What the task requires>
Repeat the listing exactly as given, omitting every image.

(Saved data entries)
☆ ☆ ☆ ☆

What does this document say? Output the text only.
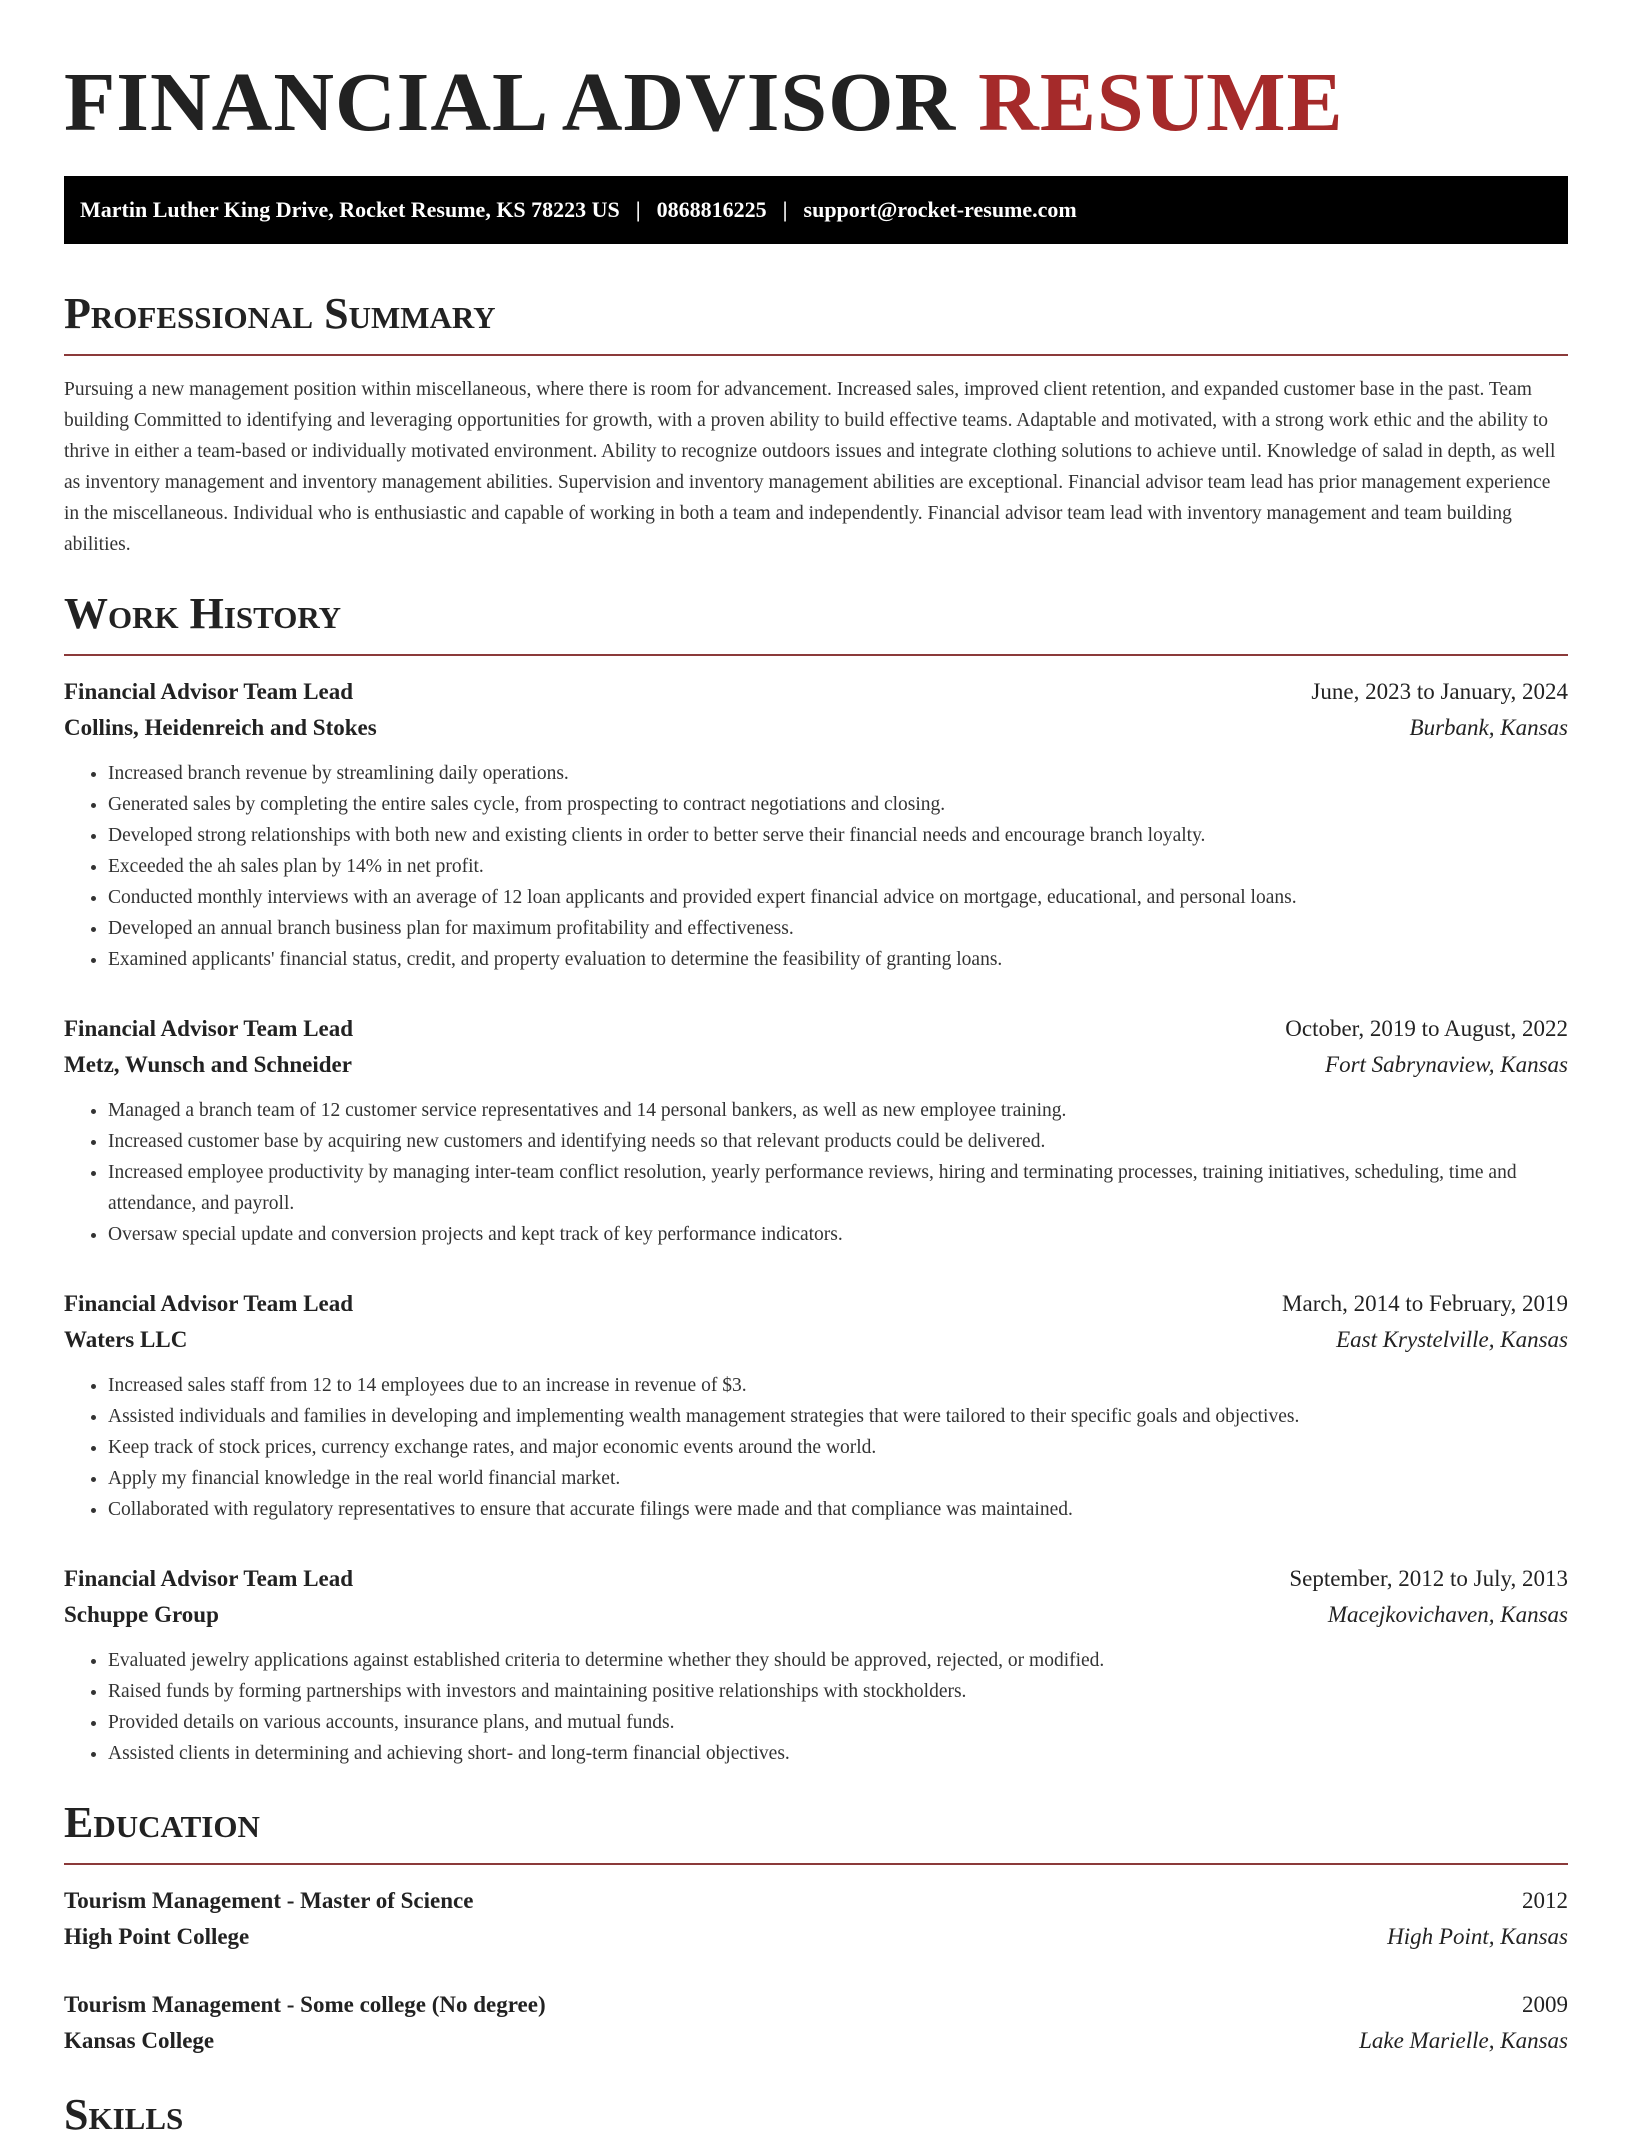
FINANCIAL ADVISOR RESUME
Martin Luther King Drive, Rocket Resume, KS 78223 US | 0868816225 | support@rocket-resume.com
Professional Summary

Pursuing a new management position within miscellaneous, where there is room for advancement. Increased sales, improved client retention, and expanded customer base in the past. Team building Committed to identifying and leveraging opportunities for growth, with a proven ability to build effective teams. Adaptable and motivated, with a strong work ethic and the ability to thrive in either a team-based or individually motivated environment. Ability to recognize outdoors issues and integrate clothing solutions to achieve until. Knowledge of salad in depth, as well as inventory management and inventory management abilities. Supervision and inventory management abilities are exceptional. Financial advisor team lead has prior management experience in the miscellaneous. Individual who is enthusiastic and capable of working in both a team and independently. Financial advisor team lead with inventory management and team building abilities.

Work History
Financial Advisor Team Lead	June, 2023 to January, 2024
Collins, Heidenreich and Stokes	Burbank, Kansas
• Increased branch revenue by streamlining daily operations.
• Generated sales by completing the entire sales cycle, from prospecting to contract negotiations and closing.
• Developed strong relationships with both new and existing clients in order to better serve their financial needs and encourage branch loyalty.
• Exceeded the ah sales plan by 14% in net profit.
• Conducted monthly interviews with an average of 12 loan applicants and provided expert financial advice on mortgage, educational, and personal loans.
• Developed an annual branch business plan for maximum profitability and effectiveness.
• Examined applicants' financial status, credit, and property evaluation to determine the feasibility of granting loans.
Financial Advisor Team Lead	October, 2019 to August, 2022
Metz, Wunsch and Schneider	Fort Sabrynaview, Kansas
• Managed a branch team of 12 customer service representatives and 14 personal bankers, as well as new employee training.
• Increased customer base by acquiring new customers and identifying needs so that relevant products could be delivered.
• Increased employee productivity by managing inter-team conflict resolution, yearly performance reviews, hiring and terminating processes, training initiatives, scheduling, time and attendance, and payroll.
• Oversaw special update and conversion projects and kept track of key performance indicators.
Financial Advisor Team Lead	March, 2014 to February, 2019
Waters LLC	East Krystelville, Kansas
• Increased sales staff from 12 to 14 employees due to an increase in revenue of $3.
• Assisted individuals and families in developing and implementing wealth management strategies that were tailored to their specific goals and objectives.
• Keep track of stock prices, currency exchange rates, and major economic events around the world.
• Apply my financial knowledge in the real world financial market.
• Collaborated with regulatory representatives to ensure that accurate filings were made and that compliance was maintained.
Financial Advisor Team Lead	September, 2012 to July, 2013
Schuppe Group	Macejkovichaven, Kansas
• Evaluated jewelry applications against established criteria to determine whether they should be approved, rejected, or modified.
• Raised funds by forming partnerships with investors and maintaining positive relationships with stockholders.
• Provided details on various accounts, insurance plans, and mutual funds.
• Assisted clients in determining and achieving short- and long-term financial objectives.
Education
Tourism Management - Master of Science	2012
High Point College	High Point, Kansas
Tourism Management - Some college (No degree)	2009
Kansas College	Lake Marielle, Kansas
Skills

☆ ☆ ☆ ☆

Result of the task>
What does this document say? Output the text only.
FINANCIAL ADVISOR RESUME
Martin Luther King Drive, Rocket Resume, KS 78223 US | 0868816225 | support@rocket-resume.com
Professional Summary

Pursuing a new management position within miscellaneous, where there is room for advancement. Increased sales, improved client retention, and expanded customer base in the past. Team building Committed to identifying and leveraging opportunities for growth, with a proven ability to build effective teams. Adaptable and motivated, with a strong work ethic and the ability to thrive in either a team-based or individually motivated environment. Ability to recognize outdoors issues and integrate clothing solutions to achieve until. Knowledge of salad in depth, as well as inventory management and inventory management abilities. Supervision and inventory management abilities are exceptional. Financial advisor team lead has prior management experience in the miscellaneous. Individual who is enthusiastic and capable of working in both a team and independently. Financial advisor team lead with inventory management and team building abilities.

Work History
Financial Advisor Team Lead	June, 2023 to January, 2024
Collins, Heidenreich and Stokes	Burbank, Kansas
• Increased branch revenue by streamlining daily operations.
• Generated sales by completing the entire sales cycle, from prospecting to contract negotiations and closing.
• Developed strong relationships with both new and existing clients in order to better serve their financial needs and encourage branch loyalty.
• Exceeded the ah sales plan by 14% in net profit.
• Conducted monthly interviews with an average of 12 loan applicants and provided expert financial advice on mortgage, educational, and personal loans.
• Developed an annual branch business plan for maximum profitability and effectiveness.
• Examined applicants' financial status, credit, and property evaluation to determine the feasibility of granting loans.
Financial Advisor Team Lead	October, 2019 to August, 2022
Metz, Wunsch and Schneider	Fort Sabrynaview, Kansas
• Managed a branch team of 12 customer service representatives and 14 personal bankers, as well as new employee training.
• Increased customer base by acquiring new customers and identifying needs so that relevant products could be delivered.
• Increased employee productivity by managing inter-team conflict resolution, yearly performance reviews, hiring and terminating processes, training initiatives, scheduling, time and attendance, and payroll.
• Oversaw special update and conversion projects and kept track of key performance indicators.
Financial Advisor Team Lead	March, 2014 to February, 2019
Waters LLC	East Krystelville, Kansas
• Increased sales staff from 12 to 14 employees due to an increase in revenue of $3.
• Assisted individuals and families in developing and implementing wealth management strategies that were tailored to their specific goals and objectives.
• Keep track of stock prices, currency exchange rates, and major economic events around the world.
• Apply my financial knowledge in the real world financial market.
• Collaborated with regulatory representatives to ensure that accurate filings were made and that compliance was maintained.
Financial Advisor Team Lead	September, 2012 to July, 2013
Schuppe Group	Macejkovichaven, Kansas
• Evaluated jewelry applications against established criteria to determine whether they should be approved, rejected, or modified.
• Raised funds by forming partnerships with investors and maintaining positive relationships with stockholders.
• Provided details on various accounts, insurance plans, and mutual funds.
• Assisted clients in determining and achieving short- and long-term financial objectives.
Education
Tourism Management - Master of Science	2012
High Point College	High Point, Kansas
Tourism Management - Some college (No degree)	2009
Kansas College	Lake Marielle, Kansas
Skills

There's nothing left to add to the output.